**Exercise**
Pull out every line from the listing that has the word "Якщо".

Saved entries:
/---
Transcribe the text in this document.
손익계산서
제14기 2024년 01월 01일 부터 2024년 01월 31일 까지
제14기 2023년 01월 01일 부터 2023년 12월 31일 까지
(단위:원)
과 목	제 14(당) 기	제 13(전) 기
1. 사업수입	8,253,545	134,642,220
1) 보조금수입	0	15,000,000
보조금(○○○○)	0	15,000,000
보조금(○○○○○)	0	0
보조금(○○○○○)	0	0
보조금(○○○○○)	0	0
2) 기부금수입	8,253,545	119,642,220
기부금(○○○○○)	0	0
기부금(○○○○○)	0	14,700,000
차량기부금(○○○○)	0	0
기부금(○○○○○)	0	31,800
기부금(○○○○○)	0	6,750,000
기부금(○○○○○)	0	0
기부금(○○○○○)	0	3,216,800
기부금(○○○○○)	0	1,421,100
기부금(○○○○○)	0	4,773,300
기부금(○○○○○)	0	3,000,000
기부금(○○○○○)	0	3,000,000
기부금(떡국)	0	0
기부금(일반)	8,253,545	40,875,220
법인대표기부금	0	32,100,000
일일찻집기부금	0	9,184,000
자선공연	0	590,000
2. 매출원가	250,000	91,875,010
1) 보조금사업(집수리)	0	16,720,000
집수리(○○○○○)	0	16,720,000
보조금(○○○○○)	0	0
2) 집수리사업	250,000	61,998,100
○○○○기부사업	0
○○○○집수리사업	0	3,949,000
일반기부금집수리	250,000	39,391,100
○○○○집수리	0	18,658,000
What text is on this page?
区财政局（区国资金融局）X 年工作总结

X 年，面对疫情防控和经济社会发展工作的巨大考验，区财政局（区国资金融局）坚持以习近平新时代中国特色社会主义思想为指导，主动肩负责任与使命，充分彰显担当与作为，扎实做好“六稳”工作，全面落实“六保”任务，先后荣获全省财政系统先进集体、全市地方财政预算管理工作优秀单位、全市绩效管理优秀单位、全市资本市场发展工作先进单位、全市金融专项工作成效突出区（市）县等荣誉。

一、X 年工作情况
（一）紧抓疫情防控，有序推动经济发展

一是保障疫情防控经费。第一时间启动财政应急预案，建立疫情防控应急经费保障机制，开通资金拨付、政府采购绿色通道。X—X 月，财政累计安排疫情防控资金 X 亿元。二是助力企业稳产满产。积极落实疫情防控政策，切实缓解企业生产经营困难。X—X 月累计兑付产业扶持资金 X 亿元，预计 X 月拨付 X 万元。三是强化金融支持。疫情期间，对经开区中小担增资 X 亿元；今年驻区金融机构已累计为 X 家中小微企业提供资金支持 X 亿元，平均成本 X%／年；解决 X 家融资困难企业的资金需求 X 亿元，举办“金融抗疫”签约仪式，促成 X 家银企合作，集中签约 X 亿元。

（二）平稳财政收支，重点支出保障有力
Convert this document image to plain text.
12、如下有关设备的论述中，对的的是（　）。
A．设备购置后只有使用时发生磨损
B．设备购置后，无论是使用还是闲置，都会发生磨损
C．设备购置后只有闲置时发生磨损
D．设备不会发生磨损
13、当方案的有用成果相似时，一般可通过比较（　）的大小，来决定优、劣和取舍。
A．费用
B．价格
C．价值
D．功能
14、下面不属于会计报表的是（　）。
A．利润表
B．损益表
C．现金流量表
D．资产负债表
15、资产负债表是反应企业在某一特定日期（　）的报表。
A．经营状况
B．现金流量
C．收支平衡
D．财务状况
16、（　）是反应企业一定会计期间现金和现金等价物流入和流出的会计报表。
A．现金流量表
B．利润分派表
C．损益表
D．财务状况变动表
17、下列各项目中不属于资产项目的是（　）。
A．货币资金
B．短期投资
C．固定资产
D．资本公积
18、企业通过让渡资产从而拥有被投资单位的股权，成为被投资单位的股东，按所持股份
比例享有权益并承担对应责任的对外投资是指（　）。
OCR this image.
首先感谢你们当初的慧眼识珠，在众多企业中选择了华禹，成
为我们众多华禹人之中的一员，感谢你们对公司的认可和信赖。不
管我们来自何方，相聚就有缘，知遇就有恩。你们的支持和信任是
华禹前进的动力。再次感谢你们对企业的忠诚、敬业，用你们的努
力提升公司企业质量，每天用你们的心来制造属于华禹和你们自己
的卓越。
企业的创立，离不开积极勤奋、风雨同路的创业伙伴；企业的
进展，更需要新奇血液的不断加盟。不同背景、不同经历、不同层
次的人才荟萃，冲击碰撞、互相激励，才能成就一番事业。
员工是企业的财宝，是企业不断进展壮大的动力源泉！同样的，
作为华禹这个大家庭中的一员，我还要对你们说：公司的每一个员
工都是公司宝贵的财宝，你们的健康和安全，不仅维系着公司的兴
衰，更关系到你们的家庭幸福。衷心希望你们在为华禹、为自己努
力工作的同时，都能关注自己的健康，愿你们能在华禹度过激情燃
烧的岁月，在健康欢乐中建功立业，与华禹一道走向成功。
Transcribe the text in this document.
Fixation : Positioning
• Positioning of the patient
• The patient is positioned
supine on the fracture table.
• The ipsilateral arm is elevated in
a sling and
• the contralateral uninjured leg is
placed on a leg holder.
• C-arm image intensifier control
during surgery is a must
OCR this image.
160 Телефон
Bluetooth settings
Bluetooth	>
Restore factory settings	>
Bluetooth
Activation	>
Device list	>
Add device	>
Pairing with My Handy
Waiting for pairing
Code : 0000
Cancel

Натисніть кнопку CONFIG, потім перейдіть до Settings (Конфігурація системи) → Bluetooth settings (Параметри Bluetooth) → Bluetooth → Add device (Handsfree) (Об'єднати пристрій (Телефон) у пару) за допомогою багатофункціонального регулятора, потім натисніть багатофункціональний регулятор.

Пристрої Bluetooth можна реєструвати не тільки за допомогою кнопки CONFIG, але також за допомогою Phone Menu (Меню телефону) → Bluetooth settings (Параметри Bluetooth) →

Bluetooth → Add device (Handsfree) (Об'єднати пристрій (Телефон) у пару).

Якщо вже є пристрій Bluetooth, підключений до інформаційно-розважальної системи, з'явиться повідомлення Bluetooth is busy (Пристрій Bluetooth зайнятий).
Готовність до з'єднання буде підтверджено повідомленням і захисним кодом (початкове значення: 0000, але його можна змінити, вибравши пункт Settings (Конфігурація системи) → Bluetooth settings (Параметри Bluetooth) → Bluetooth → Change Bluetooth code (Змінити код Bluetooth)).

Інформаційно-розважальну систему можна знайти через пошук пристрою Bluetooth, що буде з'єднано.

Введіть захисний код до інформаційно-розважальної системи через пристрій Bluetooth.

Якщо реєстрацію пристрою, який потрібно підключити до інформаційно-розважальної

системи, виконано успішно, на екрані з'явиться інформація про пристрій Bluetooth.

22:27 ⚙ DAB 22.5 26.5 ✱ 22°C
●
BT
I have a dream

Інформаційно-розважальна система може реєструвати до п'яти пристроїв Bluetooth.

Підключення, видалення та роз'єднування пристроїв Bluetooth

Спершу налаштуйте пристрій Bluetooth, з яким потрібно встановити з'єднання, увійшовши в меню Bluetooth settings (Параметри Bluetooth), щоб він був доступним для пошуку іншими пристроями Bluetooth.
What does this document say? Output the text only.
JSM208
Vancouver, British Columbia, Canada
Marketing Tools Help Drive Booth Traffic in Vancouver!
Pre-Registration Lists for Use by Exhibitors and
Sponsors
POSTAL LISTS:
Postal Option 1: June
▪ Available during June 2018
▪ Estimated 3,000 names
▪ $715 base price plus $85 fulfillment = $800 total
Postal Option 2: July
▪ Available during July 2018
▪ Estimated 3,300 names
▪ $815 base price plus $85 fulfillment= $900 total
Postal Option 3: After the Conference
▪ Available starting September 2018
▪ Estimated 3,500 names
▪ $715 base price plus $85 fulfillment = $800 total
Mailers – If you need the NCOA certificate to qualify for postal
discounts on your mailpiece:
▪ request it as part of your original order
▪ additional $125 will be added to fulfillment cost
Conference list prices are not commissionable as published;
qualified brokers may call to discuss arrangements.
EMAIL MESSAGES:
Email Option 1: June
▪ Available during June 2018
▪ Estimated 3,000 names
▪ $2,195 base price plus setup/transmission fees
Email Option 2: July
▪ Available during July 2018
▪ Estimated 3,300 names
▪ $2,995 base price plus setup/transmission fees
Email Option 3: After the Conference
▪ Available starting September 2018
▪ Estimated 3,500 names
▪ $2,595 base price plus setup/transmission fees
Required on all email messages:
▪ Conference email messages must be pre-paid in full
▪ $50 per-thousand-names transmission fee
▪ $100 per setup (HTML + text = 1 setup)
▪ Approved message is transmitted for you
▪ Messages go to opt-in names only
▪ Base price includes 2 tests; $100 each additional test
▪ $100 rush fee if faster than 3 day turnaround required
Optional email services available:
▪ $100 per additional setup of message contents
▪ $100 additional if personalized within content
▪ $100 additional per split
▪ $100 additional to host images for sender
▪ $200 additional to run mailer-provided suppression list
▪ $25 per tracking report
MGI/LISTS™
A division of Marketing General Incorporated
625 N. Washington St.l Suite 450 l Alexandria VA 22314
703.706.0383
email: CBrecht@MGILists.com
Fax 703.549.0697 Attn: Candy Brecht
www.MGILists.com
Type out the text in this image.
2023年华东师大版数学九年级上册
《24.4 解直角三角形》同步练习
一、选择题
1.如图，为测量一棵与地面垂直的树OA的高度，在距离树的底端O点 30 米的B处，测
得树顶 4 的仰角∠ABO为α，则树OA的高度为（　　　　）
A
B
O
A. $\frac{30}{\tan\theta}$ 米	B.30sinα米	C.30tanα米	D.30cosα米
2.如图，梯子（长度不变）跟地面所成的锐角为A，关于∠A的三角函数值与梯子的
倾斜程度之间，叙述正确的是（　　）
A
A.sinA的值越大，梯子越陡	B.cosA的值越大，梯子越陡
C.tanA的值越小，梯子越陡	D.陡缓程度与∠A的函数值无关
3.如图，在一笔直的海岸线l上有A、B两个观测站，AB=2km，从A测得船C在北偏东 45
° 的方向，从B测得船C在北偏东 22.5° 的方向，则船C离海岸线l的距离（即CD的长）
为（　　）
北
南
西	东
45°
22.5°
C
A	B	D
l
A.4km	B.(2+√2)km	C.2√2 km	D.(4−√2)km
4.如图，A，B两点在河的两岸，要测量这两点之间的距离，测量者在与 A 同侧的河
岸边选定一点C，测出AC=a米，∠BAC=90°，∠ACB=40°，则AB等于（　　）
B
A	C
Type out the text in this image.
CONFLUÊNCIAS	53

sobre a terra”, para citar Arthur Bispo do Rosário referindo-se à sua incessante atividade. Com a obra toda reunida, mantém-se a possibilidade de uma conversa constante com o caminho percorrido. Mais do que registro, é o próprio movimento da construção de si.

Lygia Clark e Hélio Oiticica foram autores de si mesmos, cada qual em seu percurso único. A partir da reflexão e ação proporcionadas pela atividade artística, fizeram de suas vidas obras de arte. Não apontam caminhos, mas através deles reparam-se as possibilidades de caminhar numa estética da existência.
\---
**Output for this task**
Якщо вже є пристрій Bluetooth, підключений до інформаційно-розважальної системи, з'явиться повідомлення Bluetooth is busy (Пристрій Bluetooth зайнятий).
Якщо реєстрацію пристрою, який потрібно підключити до інформаційно-розважальної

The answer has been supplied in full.